*Extrait*:
☆ ☆ ☆ ☆ ☆

Werner au McDo. Temps de lecture : 3,57 min
Tous les huit ans, j'ai l'honneur de partager un repas avec Werner Küchler, considéré comme l'un des meilleurs directeurs de salle en Europe. Actuellement au Relais Plaza, avenue Montaigne, à Paris, il incarne l'excellence et le professionnalisme, semblable à son ancien client, le célèbre chef d'orchestre Herbert von Karajan. Ce dernier avait souvent sa table au Relais, où il suivait un menu bien précis : potage de légumes, sole meunière et une carafe de Bordeaux. Lorsque Karajan quittait les lieux, il recevait toujours une standing ovation, témoignant de l'admiration qu'il suscitait. La mort de Karajan en 1989 a profondément marqué Werner, qui aurait pu continuer avec Deutsche Gramophon, mais il a choisi de rester à Paris, affichant un enthousiasme sans limites, notamment pour le cyclisme, et une sagesse qu'il résume par la phrase : "Résister, apprendre à marcher du côté ensoleillé de la vie…".
Destination surprenante : McDonald's
La question se pose : où amener un homme de goût comme lui pour déjeuner ? Les restaurants chics semblent trop formels, la mode trop passagère, et l'amateurisme aurait pu le désenchanter. La réponse s'est imposée : McDonald's. Nous avons fixé notre rendez-vous devant celui du boulevard des Italiens. Pour éviter de tomber dans le piège des heures d'affluence, nous avons opté pour midi dix. Aucune attente à la caisse, un sourire accueillant d'une employée, et direction le premier étage, où des tables baignent dans une lumière agréable. Werner, en observateur affûté, note la propreté des vitres et l'organisation de l'espace, même s'il déplore une banquette abîmée. Malgré la musique un peu forte, l'expérience s'avère plutôt agréable.

☆ ☆ ☆ ☆ ☆

*Données d'entrée*:

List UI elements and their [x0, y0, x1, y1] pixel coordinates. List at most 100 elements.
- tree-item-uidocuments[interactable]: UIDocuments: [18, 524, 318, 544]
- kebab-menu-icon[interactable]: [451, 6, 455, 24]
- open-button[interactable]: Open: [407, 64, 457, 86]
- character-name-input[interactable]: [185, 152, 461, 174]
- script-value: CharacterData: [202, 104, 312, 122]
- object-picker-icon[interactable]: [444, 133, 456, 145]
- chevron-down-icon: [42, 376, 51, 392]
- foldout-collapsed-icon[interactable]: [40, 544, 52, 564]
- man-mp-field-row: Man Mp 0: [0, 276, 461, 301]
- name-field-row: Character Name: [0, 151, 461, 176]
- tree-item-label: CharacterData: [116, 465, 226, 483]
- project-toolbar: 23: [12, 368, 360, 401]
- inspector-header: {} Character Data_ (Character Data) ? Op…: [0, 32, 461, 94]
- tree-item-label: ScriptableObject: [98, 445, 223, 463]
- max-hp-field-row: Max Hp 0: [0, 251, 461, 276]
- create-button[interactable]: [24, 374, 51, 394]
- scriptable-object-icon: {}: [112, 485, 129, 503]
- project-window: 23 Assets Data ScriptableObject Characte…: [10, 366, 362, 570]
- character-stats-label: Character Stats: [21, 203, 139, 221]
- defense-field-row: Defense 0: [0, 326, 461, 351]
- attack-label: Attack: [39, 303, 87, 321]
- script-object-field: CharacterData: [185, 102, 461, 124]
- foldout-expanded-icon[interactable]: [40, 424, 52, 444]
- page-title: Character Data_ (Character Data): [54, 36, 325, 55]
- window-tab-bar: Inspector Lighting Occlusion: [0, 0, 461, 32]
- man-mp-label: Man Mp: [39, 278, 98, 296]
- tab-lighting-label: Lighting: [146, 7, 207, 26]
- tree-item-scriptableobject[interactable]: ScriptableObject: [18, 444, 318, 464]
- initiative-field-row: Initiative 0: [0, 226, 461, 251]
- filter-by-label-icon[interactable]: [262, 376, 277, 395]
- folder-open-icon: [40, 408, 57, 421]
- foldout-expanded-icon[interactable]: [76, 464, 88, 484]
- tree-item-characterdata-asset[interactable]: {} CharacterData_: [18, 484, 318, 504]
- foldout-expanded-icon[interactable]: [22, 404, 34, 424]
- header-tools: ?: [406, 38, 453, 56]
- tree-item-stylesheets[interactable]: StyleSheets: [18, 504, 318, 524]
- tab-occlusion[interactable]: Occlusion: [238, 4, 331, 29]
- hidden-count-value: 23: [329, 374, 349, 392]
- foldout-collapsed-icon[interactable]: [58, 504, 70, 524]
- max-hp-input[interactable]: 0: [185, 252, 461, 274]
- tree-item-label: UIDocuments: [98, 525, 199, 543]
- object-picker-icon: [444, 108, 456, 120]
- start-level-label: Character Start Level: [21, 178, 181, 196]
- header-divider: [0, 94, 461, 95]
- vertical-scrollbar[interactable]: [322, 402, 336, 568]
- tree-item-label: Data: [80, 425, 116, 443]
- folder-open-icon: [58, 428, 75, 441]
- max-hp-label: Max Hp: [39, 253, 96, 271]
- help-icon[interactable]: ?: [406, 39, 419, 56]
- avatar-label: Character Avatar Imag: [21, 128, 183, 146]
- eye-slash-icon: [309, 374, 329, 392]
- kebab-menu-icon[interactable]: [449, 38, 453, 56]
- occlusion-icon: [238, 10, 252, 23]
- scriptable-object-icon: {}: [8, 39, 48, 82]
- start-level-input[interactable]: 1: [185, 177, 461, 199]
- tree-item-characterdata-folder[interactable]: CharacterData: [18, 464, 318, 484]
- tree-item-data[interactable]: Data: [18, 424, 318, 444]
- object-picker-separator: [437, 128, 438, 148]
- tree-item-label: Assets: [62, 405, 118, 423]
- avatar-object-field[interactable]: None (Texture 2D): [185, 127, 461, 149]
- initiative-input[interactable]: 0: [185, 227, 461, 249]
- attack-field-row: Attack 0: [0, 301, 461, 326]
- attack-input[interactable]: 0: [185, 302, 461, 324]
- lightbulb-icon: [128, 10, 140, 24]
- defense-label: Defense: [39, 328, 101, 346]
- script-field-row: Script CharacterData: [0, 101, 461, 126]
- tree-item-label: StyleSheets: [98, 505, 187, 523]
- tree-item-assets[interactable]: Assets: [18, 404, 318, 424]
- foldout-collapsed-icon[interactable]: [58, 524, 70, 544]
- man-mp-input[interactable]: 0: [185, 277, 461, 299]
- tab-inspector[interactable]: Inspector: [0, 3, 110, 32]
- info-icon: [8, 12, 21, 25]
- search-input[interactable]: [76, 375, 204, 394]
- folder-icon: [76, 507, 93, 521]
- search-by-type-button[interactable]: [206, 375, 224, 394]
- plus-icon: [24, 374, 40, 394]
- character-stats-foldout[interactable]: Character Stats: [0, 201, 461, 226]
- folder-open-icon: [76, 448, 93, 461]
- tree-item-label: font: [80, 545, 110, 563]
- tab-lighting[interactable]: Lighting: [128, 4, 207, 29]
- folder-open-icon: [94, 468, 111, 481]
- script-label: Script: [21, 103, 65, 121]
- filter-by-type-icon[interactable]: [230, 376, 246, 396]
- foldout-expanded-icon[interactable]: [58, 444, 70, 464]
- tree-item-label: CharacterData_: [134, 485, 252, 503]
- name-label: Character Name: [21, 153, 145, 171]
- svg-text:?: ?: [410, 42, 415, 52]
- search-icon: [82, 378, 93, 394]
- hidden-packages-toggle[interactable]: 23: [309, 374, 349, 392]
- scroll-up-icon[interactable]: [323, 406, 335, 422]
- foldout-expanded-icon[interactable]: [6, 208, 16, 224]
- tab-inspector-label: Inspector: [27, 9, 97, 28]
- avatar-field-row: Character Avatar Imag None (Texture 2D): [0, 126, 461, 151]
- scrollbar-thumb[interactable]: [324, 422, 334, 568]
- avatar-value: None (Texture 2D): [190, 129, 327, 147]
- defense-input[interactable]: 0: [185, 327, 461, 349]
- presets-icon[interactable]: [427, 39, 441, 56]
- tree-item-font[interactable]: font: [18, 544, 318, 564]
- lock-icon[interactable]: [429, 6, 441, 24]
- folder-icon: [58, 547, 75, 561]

☆ ☆ ☆ ☆ ☆

*À faire*:
1) Recopiez mot pour mot le passage de l'extrait situé entre « Destination surprenante : McDonald's » et « s'avère plutôt agréable. », ces deux passages compris.
2) Répondez brièvement aux questions suivantes à partir de l'extrait.
(a) Quel menu Karajan suivait-il au Relais ?
(b) Devant quel McDonald's le rendez-vous a-t-il été fixé ?
(c) À quelle heure le rendez-vous a-t-il été fixé ?

*Réponses dans l'ordre*:
1)
Destination surprenante : McDonald's
La question se pose : où amener un homme de goût comme lui pour déjeuner ? Les restaurants chics semblent trop formels, la mode trop passagère, et l'amateurisme aurait pu le désenchanter. La réponse s'est imposée : McDonald's. Nous avons fixé notre rendez-vous devant celui du boulevard des Italiens. Pour éviter de tomber dans le piège des heures d'affluence, nous avons opté pour midi dix. Aucune attente à la caisse, un sourire accueillant d'une employée, et direction le premier étage, où des tables baignent dans une lumière agréable. Werner, en observateur affûté, note la propreté des vitres et l'organisation de l'espace, même s'il déplore une banquette abîmée. Malgré la musique un peu forte, l'expérience s'avère plutôt agréable.

2)
(a) Un potage de légumes, une sole meunière et une carafe de Bordeaux.
(b) Celui du boulevard des Italiens.
(c) À midi dix.